**SHORT EXERCISE**
List every line below containing "data".
━━━━━━
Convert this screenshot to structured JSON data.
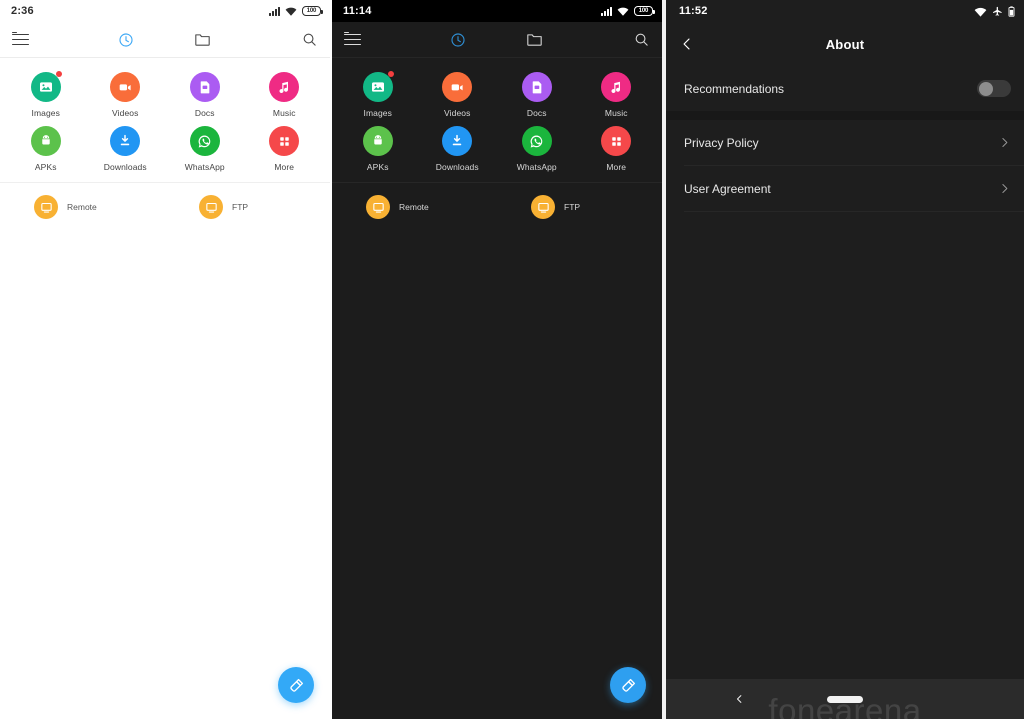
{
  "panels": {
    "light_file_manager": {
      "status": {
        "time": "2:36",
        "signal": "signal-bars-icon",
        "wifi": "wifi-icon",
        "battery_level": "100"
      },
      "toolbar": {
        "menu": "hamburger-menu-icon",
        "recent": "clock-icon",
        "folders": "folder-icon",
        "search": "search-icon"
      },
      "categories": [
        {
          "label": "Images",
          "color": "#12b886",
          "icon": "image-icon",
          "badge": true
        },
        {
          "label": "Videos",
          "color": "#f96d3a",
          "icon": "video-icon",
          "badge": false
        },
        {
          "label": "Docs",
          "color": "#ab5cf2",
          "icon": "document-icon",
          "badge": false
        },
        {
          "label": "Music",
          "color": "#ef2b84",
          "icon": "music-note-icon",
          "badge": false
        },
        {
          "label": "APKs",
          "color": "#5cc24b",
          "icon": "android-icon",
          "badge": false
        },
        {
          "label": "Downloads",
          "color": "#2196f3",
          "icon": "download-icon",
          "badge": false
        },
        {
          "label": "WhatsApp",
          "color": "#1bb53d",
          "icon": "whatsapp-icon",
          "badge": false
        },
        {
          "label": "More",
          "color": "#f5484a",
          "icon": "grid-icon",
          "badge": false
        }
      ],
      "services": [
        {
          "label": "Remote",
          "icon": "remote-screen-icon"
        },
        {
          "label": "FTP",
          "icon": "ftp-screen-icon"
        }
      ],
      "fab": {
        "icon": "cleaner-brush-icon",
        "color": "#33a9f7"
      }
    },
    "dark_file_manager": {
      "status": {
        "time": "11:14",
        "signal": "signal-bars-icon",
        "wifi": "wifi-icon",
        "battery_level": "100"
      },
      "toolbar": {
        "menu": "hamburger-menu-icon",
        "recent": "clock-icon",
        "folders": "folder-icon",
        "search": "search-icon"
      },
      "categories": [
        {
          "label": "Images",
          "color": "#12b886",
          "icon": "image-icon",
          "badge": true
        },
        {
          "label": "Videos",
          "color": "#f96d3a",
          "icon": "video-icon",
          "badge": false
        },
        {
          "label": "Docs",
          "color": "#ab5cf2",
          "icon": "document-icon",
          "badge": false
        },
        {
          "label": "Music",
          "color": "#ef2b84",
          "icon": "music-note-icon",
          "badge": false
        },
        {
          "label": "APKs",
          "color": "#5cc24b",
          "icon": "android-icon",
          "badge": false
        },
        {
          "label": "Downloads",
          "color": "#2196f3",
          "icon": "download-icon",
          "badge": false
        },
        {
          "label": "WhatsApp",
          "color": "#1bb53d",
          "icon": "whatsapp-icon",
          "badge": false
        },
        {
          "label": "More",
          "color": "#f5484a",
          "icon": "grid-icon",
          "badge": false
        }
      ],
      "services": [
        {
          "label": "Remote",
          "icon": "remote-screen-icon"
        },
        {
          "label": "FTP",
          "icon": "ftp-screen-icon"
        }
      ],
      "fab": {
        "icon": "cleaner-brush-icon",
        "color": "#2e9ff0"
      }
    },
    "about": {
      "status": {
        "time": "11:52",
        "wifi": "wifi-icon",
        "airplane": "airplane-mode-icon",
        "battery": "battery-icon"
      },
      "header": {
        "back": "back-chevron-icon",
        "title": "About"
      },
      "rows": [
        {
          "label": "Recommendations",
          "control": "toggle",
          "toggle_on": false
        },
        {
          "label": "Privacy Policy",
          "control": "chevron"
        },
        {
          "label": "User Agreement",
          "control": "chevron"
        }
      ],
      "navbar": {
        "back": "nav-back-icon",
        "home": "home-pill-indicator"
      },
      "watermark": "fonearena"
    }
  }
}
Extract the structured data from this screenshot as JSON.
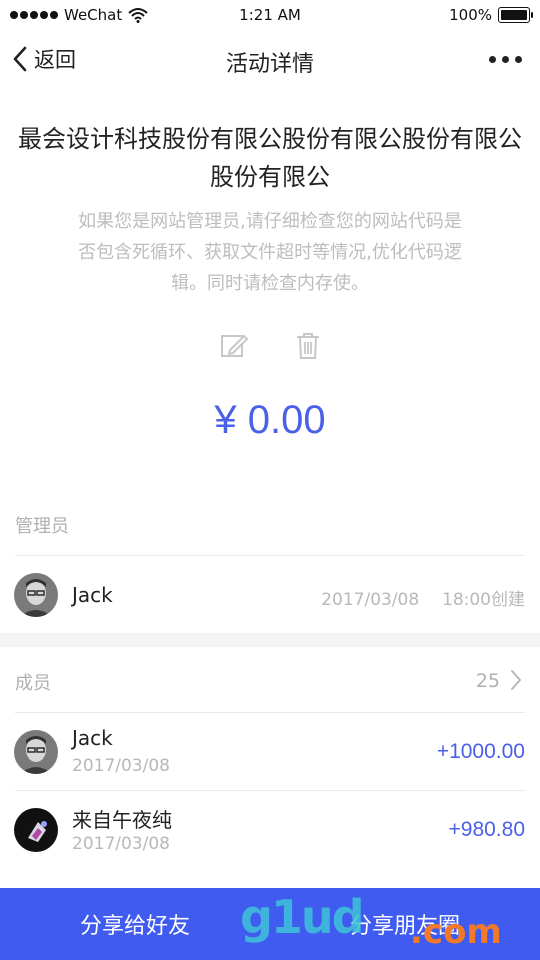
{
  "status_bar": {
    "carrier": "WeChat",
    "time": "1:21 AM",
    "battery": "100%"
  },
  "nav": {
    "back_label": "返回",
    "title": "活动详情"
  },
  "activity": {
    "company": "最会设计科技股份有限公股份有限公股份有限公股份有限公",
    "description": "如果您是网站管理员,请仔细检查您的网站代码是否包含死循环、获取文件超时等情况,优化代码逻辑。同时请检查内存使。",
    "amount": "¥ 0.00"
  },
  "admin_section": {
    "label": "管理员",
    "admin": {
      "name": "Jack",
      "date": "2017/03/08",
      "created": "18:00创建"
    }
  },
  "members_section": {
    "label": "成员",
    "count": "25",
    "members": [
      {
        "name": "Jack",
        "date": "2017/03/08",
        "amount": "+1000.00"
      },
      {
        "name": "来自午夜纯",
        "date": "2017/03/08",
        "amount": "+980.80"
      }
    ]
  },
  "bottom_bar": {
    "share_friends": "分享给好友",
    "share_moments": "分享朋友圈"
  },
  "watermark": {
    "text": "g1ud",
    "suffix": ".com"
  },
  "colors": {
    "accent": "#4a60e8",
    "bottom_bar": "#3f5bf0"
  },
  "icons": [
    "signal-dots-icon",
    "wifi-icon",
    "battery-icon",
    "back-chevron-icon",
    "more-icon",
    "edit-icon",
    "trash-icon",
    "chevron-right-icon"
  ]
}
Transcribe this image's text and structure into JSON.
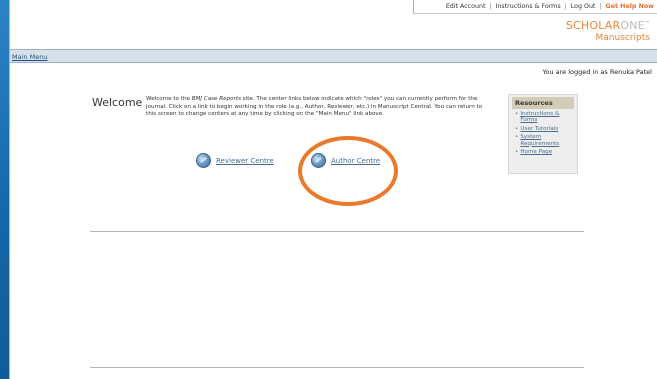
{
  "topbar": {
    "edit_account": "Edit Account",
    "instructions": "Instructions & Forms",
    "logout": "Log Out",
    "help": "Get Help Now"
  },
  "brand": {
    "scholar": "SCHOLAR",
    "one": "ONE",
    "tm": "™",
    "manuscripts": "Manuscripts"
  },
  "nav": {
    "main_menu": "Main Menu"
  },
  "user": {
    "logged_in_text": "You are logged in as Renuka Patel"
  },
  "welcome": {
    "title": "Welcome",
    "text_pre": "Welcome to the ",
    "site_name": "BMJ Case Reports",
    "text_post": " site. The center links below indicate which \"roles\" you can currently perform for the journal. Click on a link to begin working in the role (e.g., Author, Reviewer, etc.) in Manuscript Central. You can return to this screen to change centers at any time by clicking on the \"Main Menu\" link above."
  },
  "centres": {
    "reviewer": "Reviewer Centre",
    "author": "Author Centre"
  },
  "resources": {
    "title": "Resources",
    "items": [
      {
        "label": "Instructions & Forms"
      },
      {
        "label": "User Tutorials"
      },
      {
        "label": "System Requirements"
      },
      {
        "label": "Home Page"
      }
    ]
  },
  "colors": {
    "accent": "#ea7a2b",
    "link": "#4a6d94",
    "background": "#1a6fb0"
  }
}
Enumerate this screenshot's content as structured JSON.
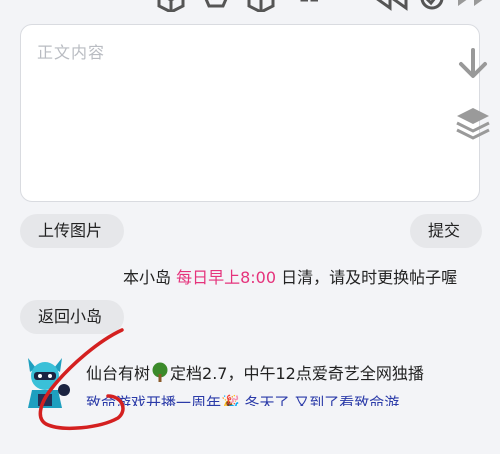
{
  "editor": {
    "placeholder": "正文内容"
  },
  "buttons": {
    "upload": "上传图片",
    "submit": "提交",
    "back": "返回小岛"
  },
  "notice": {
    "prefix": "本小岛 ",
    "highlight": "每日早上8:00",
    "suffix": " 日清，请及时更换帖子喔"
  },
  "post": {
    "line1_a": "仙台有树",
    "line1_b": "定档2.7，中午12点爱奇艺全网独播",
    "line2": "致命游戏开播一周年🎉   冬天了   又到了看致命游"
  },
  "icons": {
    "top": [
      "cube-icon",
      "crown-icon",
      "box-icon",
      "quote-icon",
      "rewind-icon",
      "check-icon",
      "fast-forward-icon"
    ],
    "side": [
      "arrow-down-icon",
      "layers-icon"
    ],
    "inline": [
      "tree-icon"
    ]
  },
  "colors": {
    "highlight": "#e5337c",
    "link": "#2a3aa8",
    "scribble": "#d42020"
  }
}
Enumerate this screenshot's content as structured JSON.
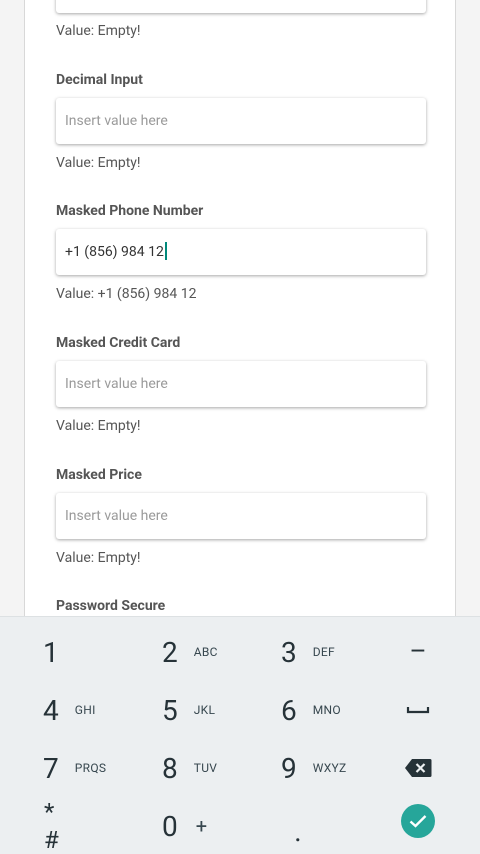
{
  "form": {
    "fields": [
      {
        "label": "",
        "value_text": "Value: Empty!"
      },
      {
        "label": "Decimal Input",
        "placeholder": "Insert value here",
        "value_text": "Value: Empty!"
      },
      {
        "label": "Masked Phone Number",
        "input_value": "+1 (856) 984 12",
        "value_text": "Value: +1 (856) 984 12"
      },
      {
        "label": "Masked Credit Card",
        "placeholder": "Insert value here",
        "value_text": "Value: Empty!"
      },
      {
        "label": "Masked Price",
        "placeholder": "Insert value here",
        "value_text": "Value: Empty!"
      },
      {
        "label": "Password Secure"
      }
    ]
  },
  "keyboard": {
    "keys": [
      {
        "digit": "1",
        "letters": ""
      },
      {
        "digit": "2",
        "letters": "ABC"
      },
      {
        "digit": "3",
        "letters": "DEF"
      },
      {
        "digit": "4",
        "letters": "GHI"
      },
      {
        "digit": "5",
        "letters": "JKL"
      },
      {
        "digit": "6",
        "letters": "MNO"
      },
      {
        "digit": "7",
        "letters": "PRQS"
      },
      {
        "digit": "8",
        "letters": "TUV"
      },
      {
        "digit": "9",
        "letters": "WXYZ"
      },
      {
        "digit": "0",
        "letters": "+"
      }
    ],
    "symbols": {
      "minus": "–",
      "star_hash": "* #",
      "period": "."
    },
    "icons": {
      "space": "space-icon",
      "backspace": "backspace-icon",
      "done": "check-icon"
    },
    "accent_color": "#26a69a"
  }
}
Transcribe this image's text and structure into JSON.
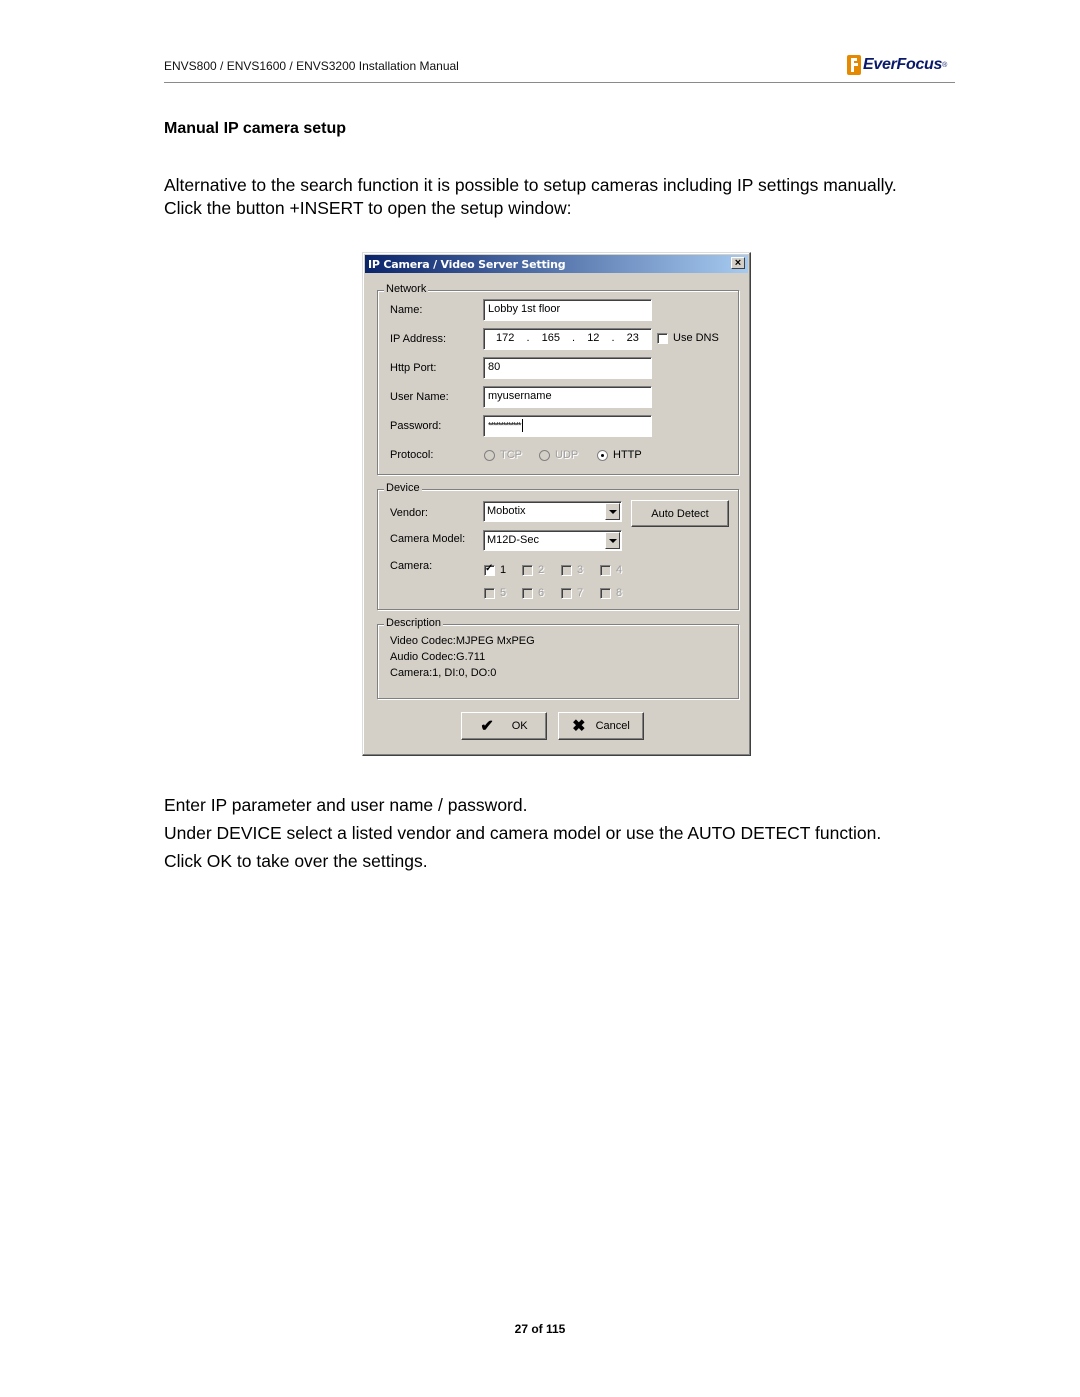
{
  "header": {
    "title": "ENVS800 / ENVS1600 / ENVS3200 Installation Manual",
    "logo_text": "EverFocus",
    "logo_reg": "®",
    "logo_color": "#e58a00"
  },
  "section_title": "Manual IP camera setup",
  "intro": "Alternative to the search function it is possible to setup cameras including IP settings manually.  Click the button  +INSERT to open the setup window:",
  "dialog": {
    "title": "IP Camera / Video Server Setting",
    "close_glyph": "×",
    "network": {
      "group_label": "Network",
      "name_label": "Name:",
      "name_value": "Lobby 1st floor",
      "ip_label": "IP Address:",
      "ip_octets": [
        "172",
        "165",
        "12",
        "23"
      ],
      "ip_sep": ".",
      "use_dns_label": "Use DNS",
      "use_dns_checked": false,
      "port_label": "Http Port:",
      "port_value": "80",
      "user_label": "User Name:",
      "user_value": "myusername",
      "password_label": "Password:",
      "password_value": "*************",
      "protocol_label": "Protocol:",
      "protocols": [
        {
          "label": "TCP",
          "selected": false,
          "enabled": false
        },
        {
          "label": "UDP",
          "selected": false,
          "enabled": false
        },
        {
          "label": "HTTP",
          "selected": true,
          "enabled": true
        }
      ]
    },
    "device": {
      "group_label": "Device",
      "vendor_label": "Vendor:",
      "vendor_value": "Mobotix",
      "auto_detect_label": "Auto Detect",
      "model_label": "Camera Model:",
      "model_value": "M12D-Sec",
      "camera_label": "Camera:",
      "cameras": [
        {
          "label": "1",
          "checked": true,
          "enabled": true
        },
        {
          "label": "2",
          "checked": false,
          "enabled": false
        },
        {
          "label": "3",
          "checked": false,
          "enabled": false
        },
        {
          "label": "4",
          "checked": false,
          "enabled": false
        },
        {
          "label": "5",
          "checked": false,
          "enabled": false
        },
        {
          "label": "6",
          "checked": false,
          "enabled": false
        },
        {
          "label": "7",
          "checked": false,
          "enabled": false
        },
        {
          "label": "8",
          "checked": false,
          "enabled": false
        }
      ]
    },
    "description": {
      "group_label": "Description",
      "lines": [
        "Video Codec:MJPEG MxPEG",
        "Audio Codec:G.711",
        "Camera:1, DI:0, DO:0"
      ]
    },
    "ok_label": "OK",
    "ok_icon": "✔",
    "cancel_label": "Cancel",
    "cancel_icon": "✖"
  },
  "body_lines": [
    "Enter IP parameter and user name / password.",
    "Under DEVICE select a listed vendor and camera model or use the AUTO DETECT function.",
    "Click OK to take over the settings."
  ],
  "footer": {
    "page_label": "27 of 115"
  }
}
━━━━━━
**FULL OUTPUT**
Convert this screenshot to structured JSON data.
Extract the structured data from this screenshot as JSON.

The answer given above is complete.